Objective: Write the listing below out again exactly, dropping the images.

Records for the task:
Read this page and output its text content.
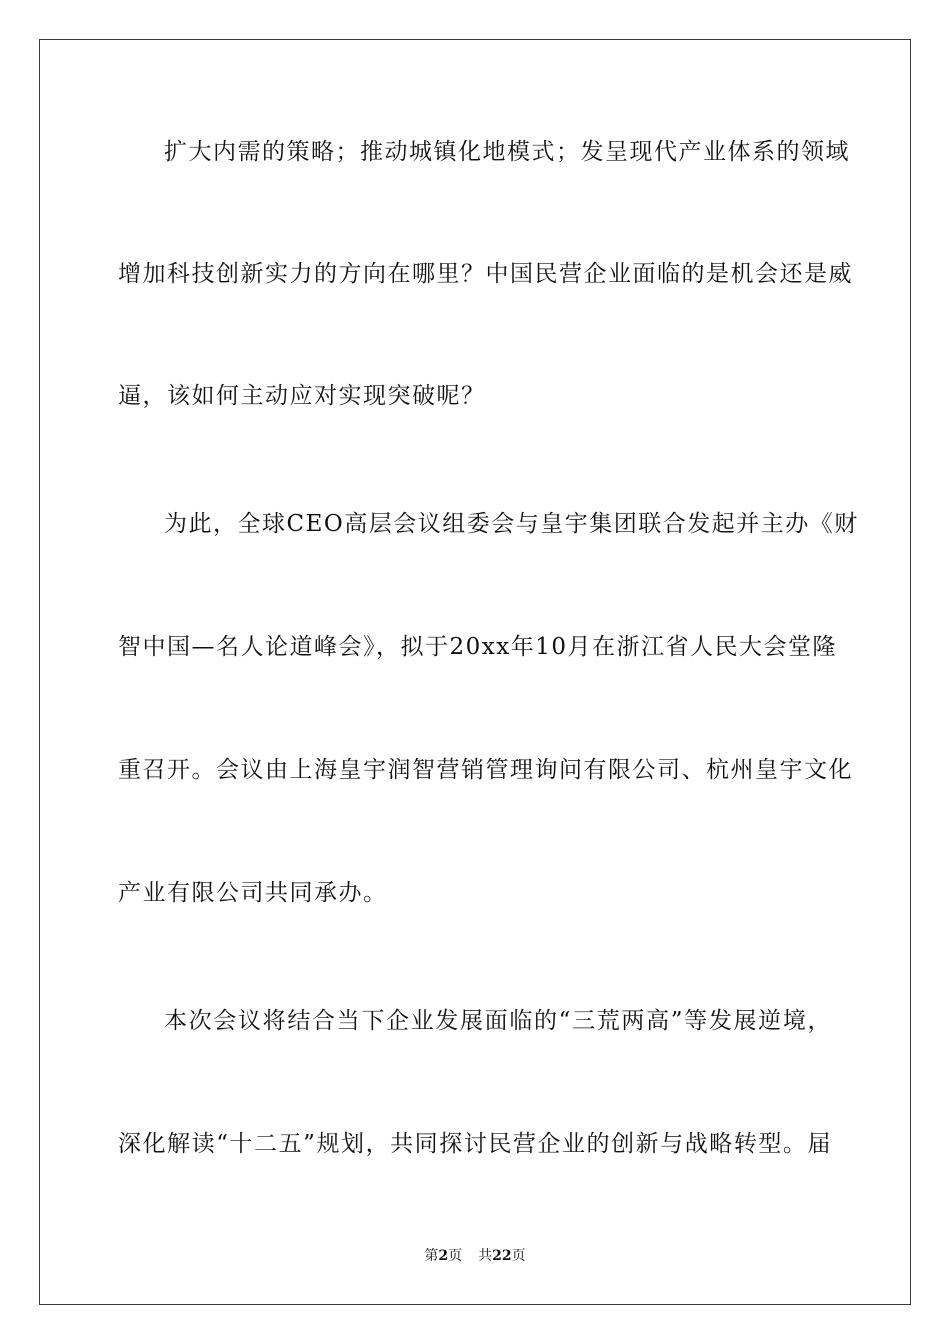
扩大内需的策略；推动城镇化地模式；发呈现代产业体系的领域
增加科技创新实力的方向在哪里？中国民营企业面临的是机会还是威
逼，该如何主动应对实现突破呢？
为此，全球CEO高层会议组委会与皇宇集团联合发起并主办《财
智中国—名人论道峰会》，拟于20xx年10月在浙江省人民大会堂隆
重召开。会议由上海皇宇润智营销管理询问有限公司、杭州皇宇文化
产业有限公司共同承办。
本次会议将结合当下企业发展面临的“三荒两高”等发展逆境，
深化解读“十二五”规划，共同探讨民营企业的创新与战略转型。届
第2页 共22页
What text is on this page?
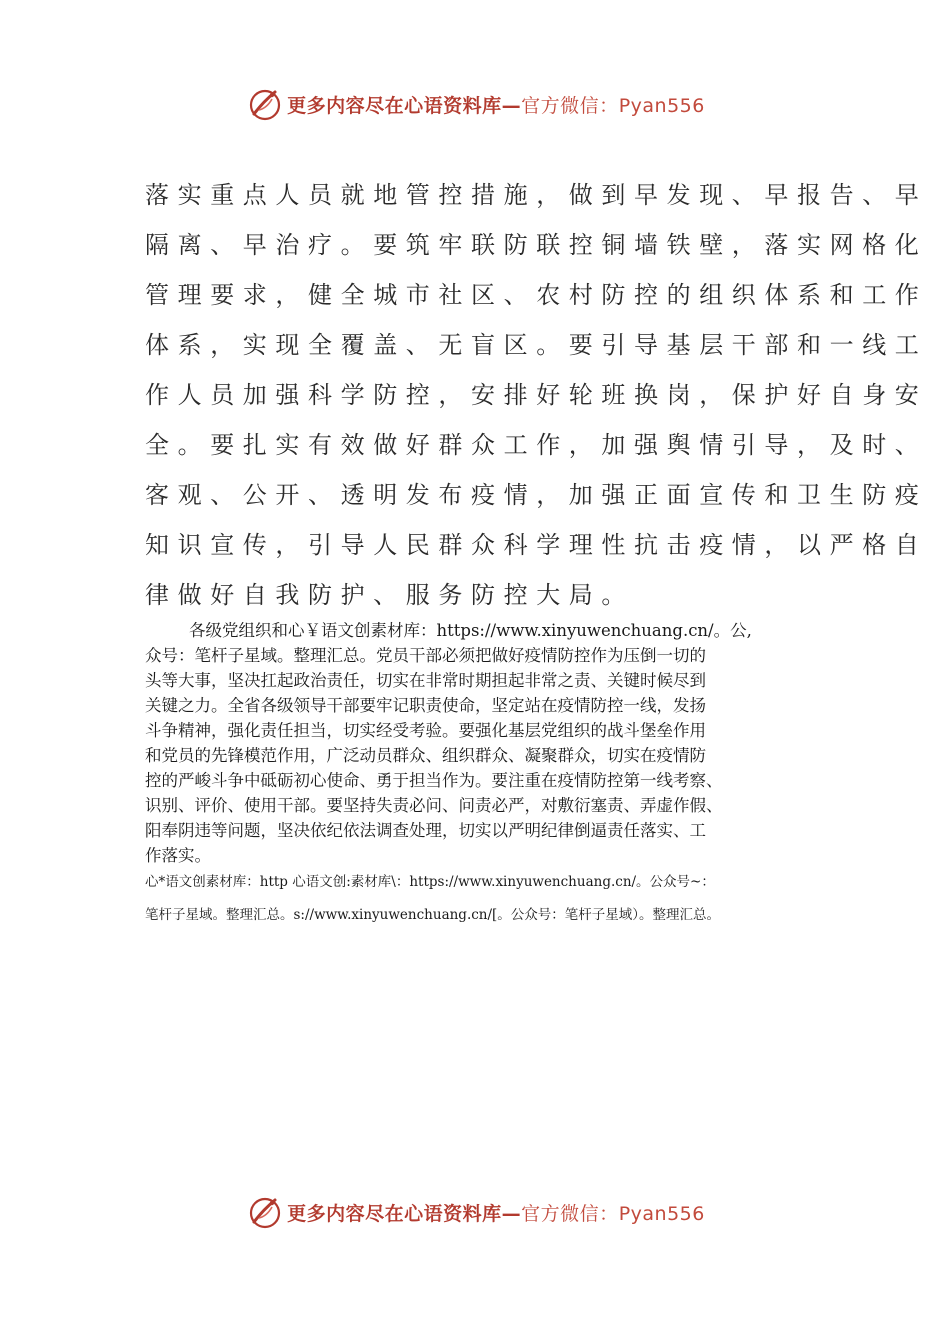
更多内容尽在心语资料库—官方微信：Pyan556
落实重点人员就地管控措施，做到早发现、早报告、早
隔离、早治疗。要筑牢联防联控铜墙铁壁，落实网格化
管理要求，健全城市社区、农村防控的组织体系和工作
体系，实现全覆盖、无盲区。要引导基层干部和一线工
作人员加强科学防控，安排好轮班换岗，保护好自身安
全。要扎实有效做好群众工作，加强舆情引导，及时、
客观、公开、透明发布疫情，加强正面宣传和卫生防疫
知识宣传，引导人民群众科学理性抗击疫情，以严格自
律做好自我防护、服务防控大局。
各级党组织和心￥语文创素材库：https://www.xinyuwenchuang.cn/。公,
众号：笔杆子星域。整理汇总。党员干部必须把做好疫情防控作为压倒一切的
头等大事，坚决扛起政治责任，切实在非常时期担起非常之责、关键时候尽到
关键之力。全省各级领导干部要牢记职责使命，坚定站在疫情防控一线，发扬
斗争精神，强化责任担当，切实经受考验。要强化基层党组织的战斗堡垒作用
和党员的先锋模范作用，广泛动员群众、组织群众、凝聚群众，切实在疫情防
控的严峻斗争中砥砺初心使命、勇于担当作为。要注重在疫情防控第一线考察、
识别、评价、使用干部。要坚持失责必问、问责必严，对敷衍塞责、弄虚作假、
阳奉阴违等问题，坚决依纪依法调查处理，切实以严明纪律倒逼责任落实、工
作落实。
心*语文创素材库：http 心语文创:素材库\：https://www.xinyuwenchuang.cn/。公众号~：
笔杆子星域。整理汇总。s://www.xinyuwenchuang.cn/[。公众号：笔杆子星域）。整理汇总。
更多内容尽在心语资料库—官方微信：Pyan556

Correct result:
Read this page and output its text content.
扩大内需的策略；推动城镇化地模式；发呈现代产业体系的领域
增加科技创新实力的方向在哪里？中国民营企业面临的是机会还是威
逼，该如何主动应对实现突破呢？
为此，全球CEO高层会议组委会与皇宇集团联合发起并主办《财
智中国—名人论道峰会》，拟于20xx年10月在浙江省人民大会堂隆
重召开。会议由上海皇宇润智营销管理询问有限公司、杭州皇宇文化
产业有限公司共同承办。
本次会议将结合当下企业发展面临的“三荒两高”等发展逆境，
深化解读“十二五”规划，共同探讨民营企业的创新与战略转型。届
第2页 共22页
What text is on this page?
更多内容尽在心语资料库—官方微信：Pyan556
落实重点人员就地管控措施，做到早发现、早报告、早
隔离、早治疗。要筑牢联防联控铜墙铁壁，落实网格化
管理要求，健全城市社区、农村防控的组织体系和工作
体系，实现全覆盖、无盲区。要引导基层干部和一线工
作人员加强科学防控，安排好轮班换岗，保护好自身安
全。要扎实有效做好群众工作，加强舆情引导，及时、
客观、公开、透明发布疫情，加强正面宣传和卫生防疫
知识宣传，引导人民群众科学理性抗击疫情，以严格自
律做好自我防护、服务防控大局。
各级党组织和心￥语文创素材库：https://www.xinyuwenchuang.cn/。公,
众号：笔杆子星域。整理汇总。党员干部必须把做好疫情防控作为压倒一切的
头等大事，坚决扛起政治责任，切实在非常时期担起非常之责、关键时候尽到
关键之力。全省各级领导干部要牢记职责使命，坚定站在疫情防控一线，发扬
斗争精神，强化责任担当，切实经受考验。要强化基层党组织的战斗堡垒作用
和党员的先锋模范作用，广泛动员群众、组织群众、凝聚群众，切实在疫情防
控的严峻斗争中砥砺初心使命、勇于担当作为。要注重在疫情防控第一线考察、
识别、评价、使用干部。要坚持失责必问、问责必严，对敷衍塞责、弄虚作假、
阳奉阴违等问题，坚决依纪依法调查处理，切实以严明纪律倒逼责任落实、工
作落实。
心*语文创素材库：http 心语文创:素材库\：https://www.xinyuwenchuang.cn/。公众号~：
笔杆子星域。整理汇总。s://www.xinyuwenchuang.cn/[。公众号：笔杆子星域）。整理汇总。
更多内容尽在心语资料库—官方微信：Pyan556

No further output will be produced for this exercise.